## DIRECTIONS
Every line with the word "Grundriss" in it should be extracted from the data that follows.

* BEGIN INFORMATION SHOWN *

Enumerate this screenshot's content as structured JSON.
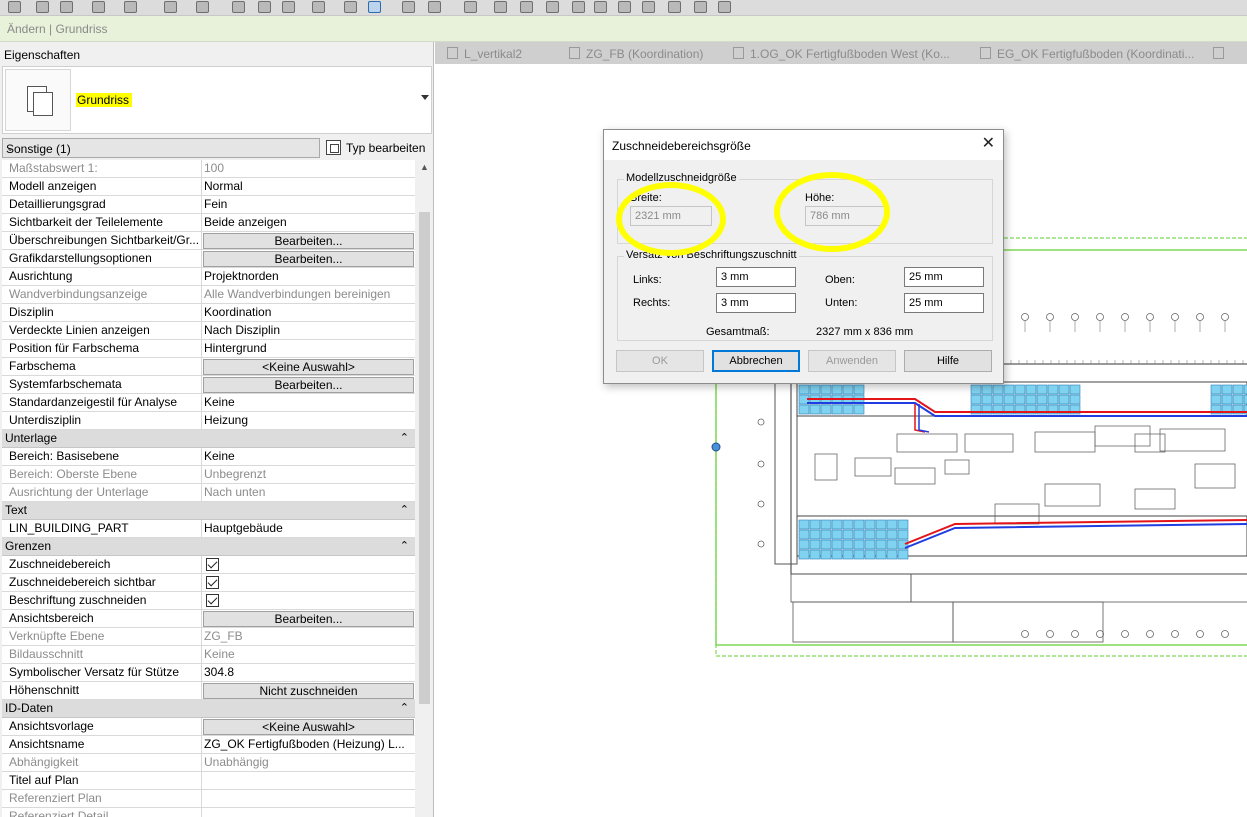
{
  "context_bar": "Ändern | Grundriss",
  "properties": {
    "title": "Eigenschaften",
    "type_name": "Grundriss",
    "selector": "Sonstige (1)",
    "edit_type": "Typ bearbeiten",
    "rows": [
      {
        "kind": "row",
        "key": "Maßstabswert 1:",
        "value": "100",
        "dim": true
      },
      {
        "kind": "row",
        "key": "Modell anzeigen",
        "value": "Normal"
      },
      {
        "kind": "row",
        "key": "Detaillierungsgrad",
        "value": "Fein"
      },
      {
        "kind": "row",
        "key": "Sichtbarkeit der Teilelemente",
        "value": "Beide anzeigen"
      },
      {
        "kind": "button",
        "key": "Überschreibungen Sichtbarkeit/Gr...",
        "value": "Bearbeiten..."
      },
      {
        "kind": "button",
        "key": "Grafikdarstellungsoptionen",
        "value": "Bearbeiten..."
      },
      {
        "kind": "row",
        "key": "Ausrichtung",
        "value": "Projektnorden"
      },
      {
        "kind": "row",
        "key": "Wandverbindungsanzeige",
        "value": "Alle Wandverbindungen bereinigen",
        "dim": true
      },
      {
        "kind": "row",
        "key": "Disziplin",
        "value": "Koordination"
      },
      {
        "kind": "row",
        "key": "Verdeckte Linien anzeigen",
        "value": "Nach Disziplin"
      },
      {
        "kind": "row",
        "key": "Position für Farbschema",
        "value": "Hintergrund"
      },
      {
        "kind": "button",
        "key": "Farbschema",
        "value": "<Keine Auswahl>"
      },
      {
        "kind": "button",
        "key": "Systemfarbschemata",
        "value": "Bearbeiten..."
      },
      {
        "kind": "row",
        "key": "Standardanzeigestil für Analyse",
        "value": "Keine"
      },
      {
        "kind": "row",
        "key": "Unterdisziplin",
        "value": "Heizung"
      },
      {
        "kind": "section",
        "key": "Unterlage"
      },
      {
        "kind": "row",
        "key": "Bereich: Basisebene",
        "value": "Keine"
      },
      {
        "kind": "row",
        "key": "Bereich: Oberste Ebene",
        "value": "Unbegrenzt",
        "dim": true
      },
      {
        "kind": "row",
        "key": "Ausrichtung der Unterlage",
        "value": "Nach unten",
        "dim": true
      },
      {
        "kind": "section",
        "key": "Text"
      },
      {
        "kind": "row",
        "key": "LIN_BUILDING_PART",
        "value": "Hauptgebäude"
      },
      {
        "kind": "section",
        "key": "Grenzen"
      },
      {
        "kind": "check",
        "key": "Zuschneidebereich",
        "checked": true
      },
      {
        "kind": "check",
        "key": "Zuschneidebereich sichtbar",
        "checked": true
      },
      {
        "kind": "check",
        "key": "Beschriftung zuschneiden",
        "checked": true
      },
      {
        "kind": "button",
        "key": "Ansichtsbereich",
        "value": "Bearbeiten..."
      },
      {
        "kind": "row",
        "key": "Verknüpfte Ebene",
        "value": "ZG_FB",
        "dim": true
      },
      {
        "kind": "row",
        "key": "Bildausschnitt",
        "value": "Keine",
        "dim": true
      },
      {
        "kind": "row",
        "key": "Symbolischer Versatz für Stütze",
        "value": "304.8"
      },
      {
        "kind": "button",
        "key": "Höhenschnitt",
        "value": "Nicht zuschneiden"
      },
      {
        "kind": "section",
        "key": "ID-Daten"
      },
      {
        "kind": "button",
        "key": "Ansichtsvorlage",
        "value": "<Keine Auswahl>"
      },
      {
        "kind": "row",
        "key": "Ansichtsname",
        "value": "ZG_OK Fertigfußboden (Heizung) L..."
      },
      {
        "kind": "row",
        "key": "Abhängigkeit",
        "value": "Unabhängig",
        "dim": true
      },
      {
        "kind": "row",
        "key": "Titel auf Plan",
        "value": ""
      },
      {
        "kind": "row",
        "key": "Referenziert Plan",
        "value": "",
        "dim": true
      },
      {
        "kind": "row",
        "key": "Referenziert Detail",
        "value": "",
        "dim": true
      }
    ]
  },
  "tabs": [
    {
      "label": "L_vertikal2"
    },
    {
      "label": "ZG_FB (Koordination)"
    },
    {
      "label": "1.OG_OK Fertigfußboden West (Ko..."
    },
    {
      "label": "EG_OK Fertigfußboden (Koordinati..."
    },
    {
      "label": ""
    }
  ],
  "dialog": {
    "title": "Zuschneidebereichsgröße",
    "group_model": "Modellzuschneidgröße",
    "width_label": "Breite:",
    "width_value": "2321 mm",
    "height_label": "Höhe:",
    "height_value": "786 mm",
    "group_offset": "Versatz von Beschriftungszuschnitt",
    "left_label": "Links:",
    "left_value": "3 mm",
    "top_label": "Oben:",
    "top_value": "25 mm",
    "right_label": "Rechts:",
    "right_value": "3 mm",
    "bottom_label": "Unten:",
    "bottom_value": "25 mm",
    "total_label": "Gesamtmaß:",
    "total_value": "2327 mm x 836 mm",
    "buttons": {
      "ok": "OK",
      "cancel": "Abbrechen",
      "apply": "Anwenden",
      "help": "Hilfe"
    }
  },
  "colors": {
    "highlight": "#ffff00",
    "context_bar": "#e8f2da",
    "crop_region": "#7ed957",
    "duct_fill": "#7fd3f0",
    "pipe_red": "#e2141a",
    "pipe_blue": "#1f3de0"
  }
}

* END INFORMATION SHOWN *

## RESULT OF THIS EXERCISE
  "context_bar": "Ändern | Grundriss",
    "type_name": "Grundriss",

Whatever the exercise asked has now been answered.